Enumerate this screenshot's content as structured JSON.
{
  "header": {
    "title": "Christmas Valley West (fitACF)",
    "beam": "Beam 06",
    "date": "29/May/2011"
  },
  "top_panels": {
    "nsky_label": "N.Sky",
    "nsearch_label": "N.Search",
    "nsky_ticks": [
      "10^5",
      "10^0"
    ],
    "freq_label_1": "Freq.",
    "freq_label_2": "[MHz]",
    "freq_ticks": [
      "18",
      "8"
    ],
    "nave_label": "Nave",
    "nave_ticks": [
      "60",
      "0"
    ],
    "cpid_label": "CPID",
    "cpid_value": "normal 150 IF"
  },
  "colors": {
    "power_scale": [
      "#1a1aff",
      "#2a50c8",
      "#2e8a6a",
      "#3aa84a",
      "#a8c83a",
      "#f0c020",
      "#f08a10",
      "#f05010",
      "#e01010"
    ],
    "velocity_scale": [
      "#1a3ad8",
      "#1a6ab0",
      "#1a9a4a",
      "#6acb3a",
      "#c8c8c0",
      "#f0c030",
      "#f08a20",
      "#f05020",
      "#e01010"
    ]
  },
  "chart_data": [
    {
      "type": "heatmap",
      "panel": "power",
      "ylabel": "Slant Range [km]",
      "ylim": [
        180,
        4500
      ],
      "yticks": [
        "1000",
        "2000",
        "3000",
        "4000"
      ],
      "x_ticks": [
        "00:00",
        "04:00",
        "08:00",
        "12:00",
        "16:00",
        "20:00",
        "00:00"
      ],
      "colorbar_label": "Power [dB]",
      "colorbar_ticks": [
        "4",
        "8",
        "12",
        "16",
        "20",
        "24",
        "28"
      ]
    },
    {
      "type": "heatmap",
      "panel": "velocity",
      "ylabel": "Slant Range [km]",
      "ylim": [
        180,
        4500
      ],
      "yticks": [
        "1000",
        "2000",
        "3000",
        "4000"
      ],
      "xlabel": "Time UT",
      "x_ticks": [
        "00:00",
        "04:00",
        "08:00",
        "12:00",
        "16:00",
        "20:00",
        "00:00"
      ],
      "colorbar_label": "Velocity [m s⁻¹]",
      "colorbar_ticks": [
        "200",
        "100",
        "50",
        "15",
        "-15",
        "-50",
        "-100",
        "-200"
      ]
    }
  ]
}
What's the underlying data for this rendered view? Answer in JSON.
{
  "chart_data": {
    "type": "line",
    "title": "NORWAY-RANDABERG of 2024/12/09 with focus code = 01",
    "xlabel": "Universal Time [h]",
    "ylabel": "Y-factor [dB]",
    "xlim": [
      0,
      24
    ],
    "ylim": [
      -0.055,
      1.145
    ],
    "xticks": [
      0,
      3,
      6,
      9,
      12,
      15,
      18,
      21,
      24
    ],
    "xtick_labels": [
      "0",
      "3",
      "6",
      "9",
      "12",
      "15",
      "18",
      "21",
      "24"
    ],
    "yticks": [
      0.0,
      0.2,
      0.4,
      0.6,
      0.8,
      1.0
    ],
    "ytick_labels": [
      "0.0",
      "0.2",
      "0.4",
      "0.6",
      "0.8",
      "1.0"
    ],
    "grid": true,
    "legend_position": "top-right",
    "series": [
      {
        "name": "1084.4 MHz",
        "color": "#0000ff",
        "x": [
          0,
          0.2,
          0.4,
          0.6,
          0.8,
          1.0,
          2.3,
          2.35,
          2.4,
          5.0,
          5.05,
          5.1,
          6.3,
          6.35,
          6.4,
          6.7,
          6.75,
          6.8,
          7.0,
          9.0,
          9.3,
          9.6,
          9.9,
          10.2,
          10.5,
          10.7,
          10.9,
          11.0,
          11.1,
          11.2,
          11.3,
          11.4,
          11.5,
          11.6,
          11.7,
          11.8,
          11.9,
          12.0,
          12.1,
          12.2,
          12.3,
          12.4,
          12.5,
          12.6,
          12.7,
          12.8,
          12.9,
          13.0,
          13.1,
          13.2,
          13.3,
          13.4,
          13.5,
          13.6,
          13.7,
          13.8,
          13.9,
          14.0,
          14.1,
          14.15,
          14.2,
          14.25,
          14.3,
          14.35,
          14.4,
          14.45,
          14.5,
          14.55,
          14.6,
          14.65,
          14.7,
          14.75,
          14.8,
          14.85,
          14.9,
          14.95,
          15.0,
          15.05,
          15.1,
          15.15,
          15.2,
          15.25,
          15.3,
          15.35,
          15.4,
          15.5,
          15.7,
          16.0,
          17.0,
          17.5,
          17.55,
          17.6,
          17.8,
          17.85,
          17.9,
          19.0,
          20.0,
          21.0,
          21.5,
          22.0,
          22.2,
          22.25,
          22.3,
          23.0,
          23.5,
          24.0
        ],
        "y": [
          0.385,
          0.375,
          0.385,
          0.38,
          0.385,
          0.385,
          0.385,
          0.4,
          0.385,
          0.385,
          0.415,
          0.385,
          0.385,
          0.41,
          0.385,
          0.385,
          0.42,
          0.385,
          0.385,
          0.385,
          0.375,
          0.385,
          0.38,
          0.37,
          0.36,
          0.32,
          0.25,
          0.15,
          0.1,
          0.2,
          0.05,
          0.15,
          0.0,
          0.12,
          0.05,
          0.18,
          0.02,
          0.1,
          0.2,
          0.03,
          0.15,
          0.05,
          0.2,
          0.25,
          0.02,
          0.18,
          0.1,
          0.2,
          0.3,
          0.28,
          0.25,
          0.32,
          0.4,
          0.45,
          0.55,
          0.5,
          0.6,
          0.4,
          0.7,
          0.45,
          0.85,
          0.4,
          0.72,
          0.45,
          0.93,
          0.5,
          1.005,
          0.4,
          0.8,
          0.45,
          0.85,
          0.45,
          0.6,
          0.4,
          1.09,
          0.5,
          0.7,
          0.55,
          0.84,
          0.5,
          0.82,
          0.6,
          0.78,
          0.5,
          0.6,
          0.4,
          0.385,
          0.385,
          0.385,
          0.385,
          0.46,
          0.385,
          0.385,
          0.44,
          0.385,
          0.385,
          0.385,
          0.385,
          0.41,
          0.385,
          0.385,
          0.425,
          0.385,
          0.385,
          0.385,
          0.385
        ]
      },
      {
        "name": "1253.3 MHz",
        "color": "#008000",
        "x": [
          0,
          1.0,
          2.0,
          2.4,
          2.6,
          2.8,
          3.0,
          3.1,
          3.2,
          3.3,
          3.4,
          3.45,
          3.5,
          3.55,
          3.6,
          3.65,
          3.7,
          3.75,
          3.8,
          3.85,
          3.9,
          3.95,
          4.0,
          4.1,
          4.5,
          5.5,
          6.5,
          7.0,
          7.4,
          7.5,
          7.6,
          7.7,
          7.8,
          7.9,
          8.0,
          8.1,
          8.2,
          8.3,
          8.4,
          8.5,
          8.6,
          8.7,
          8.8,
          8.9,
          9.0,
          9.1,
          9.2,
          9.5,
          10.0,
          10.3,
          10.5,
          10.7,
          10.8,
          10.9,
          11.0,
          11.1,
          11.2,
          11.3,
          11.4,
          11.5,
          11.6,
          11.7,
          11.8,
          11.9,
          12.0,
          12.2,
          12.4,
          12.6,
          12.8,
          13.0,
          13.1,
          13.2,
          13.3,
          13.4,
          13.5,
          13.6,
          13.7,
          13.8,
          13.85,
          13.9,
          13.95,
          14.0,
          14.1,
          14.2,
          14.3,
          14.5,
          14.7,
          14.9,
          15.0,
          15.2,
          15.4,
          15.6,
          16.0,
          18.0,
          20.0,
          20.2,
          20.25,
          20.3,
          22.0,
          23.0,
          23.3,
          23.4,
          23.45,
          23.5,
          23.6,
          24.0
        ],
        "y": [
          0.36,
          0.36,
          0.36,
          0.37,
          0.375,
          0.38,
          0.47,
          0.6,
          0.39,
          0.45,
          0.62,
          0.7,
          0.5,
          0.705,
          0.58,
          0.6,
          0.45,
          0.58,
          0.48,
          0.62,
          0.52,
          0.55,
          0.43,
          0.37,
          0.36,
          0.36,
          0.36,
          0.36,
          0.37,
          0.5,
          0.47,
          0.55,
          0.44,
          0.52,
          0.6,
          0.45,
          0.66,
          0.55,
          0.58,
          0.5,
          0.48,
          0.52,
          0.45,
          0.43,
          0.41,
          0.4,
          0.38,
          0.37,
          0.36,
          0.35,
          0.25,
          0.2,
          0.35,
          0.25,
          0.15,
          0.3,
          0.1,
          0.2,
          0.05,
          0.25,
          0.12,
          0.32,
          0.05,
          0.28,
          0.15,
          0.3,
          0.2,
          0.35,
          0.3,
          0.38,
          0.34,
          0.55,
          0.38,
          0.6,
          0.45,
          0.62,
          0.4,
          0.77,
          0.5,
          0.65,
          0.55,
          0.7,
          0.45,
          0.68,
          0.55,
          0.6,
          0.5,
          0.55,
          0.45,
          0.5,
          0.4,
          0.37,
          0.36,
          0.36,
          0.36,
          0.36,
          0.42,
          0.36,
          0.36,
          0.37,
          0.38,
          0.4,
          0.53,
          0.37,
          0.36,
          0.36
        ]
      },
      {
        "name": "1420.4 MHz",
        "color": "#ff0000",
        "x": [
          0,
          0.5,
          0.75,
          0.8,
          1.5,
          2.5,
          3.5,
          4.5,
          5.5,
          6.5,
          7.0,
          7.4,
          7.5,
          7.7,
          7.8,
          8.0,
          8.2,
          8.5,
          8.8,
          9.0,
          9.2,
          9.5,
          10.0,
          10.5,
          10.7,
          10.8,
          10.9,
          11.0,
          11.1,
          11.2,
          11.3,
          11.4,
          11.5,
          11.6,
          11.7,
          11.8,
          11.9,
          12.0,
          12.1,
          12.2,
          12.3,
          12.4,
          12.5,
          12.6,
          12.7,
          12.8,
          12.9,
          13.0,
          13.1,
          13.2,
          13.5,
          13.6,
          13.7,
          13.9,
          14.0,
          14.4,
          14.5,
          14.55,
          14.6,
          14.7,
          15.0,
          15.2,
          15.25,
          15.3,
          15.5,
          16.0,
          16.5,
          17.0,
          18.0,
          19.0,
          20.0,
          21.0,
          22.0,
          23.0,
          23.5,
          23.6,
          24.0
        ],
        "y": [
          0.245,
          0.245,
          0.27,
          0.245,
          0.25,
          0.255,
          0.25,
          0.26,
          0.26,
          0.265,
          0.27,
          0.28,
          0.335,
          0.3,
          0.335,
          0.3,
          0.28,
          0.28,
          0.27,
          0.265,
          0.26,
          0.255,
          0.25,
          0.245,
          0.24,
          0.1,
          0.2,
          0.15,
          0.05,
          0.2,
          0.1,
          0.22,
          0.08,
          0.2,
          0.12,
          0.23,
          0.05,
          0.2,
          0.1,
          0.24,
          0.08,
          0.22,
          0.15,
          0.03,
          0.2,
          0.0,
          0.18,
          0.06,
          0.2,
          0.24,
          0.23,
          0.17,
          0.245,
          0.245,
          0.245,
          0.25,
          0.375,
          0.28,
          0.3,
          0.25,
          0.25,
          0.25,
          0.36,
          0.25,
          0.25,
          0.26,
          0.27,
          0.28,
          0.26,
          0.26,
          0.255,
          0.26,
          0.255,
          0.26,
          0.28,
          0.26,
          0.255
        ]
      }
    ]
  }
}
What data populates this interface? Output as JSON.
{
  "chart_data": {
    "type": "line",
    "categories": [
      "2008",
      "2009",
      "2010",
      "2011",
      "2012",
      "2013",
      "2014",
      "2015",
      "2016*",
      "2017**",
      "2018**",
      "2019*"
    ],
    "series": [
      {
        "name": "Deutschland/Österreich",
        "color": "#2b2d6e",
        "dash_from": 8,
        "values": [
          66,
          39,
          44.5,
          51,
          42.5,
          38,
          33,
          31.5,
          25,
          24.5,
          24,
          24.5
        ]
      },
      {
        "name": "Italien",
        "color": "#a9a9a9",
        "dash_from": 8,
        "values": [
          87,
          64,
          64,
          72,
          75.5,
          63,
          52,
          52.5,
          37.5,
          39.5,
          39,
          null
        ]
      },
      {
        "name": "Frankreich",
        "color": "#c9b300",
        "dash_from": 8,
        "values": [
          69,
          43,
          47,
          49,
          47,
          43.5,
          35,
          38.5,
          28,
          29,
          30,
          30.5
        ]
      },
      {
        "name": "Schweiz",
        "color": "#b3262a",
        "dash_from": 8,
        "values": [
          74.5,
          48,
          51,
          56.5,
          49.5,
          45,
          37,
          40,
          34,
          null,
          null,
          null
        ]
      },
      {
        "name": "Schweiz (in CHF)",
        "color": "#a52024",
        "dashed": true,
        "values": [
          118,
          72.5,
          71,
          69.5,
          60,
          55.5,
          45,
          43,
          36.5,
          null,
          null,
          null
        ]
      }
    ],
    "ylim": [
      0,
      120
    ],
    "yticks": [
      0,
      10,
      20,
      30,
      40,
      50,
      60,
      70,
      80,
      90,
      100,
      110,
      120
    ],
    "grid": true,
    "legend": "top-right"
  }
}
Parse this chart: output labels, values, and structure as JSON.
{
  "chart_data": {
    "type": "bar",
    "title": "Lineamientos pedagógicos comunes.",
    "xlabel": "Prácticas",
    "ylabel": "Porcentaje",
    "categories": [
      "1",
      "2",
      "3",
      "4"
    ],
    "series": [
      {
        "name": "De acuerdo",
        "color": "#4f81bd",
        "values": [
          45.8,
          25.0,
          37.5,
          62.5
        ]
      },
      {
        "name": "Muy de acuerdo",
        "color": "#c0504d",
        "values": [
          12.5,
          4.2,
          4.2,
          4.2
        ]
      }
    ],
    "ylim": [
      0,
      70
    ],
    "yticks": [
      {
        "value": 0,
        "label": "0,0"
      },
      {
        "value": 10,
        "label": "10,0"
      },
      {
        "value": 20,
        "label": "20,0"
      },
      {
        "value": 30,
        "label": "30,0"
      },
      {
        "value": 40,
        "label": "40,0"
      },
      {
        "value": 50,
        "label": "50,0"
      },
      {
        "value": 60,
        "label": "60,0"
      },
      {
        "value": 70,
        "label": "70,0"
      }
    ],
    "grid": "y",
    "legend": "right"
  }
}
★ ★ ★
# [PROBLEM DESCRIPTION]
Pick out all lines containing the string "name".

# [WORKED SOLUTION]
        "name": "1084.4 MHz",
        "name": "1253.3 MHz",
        "name": "1420.4 MHz",
        "name": "Deutschland/Österreich",
        "name": "Italien",
        "name": "Frankreich",
        "name": "Schweiz",
        "name": "Schweiz (in CHF)",
        "name": "De acuerdo",
        "name": "Muy de acuerdo",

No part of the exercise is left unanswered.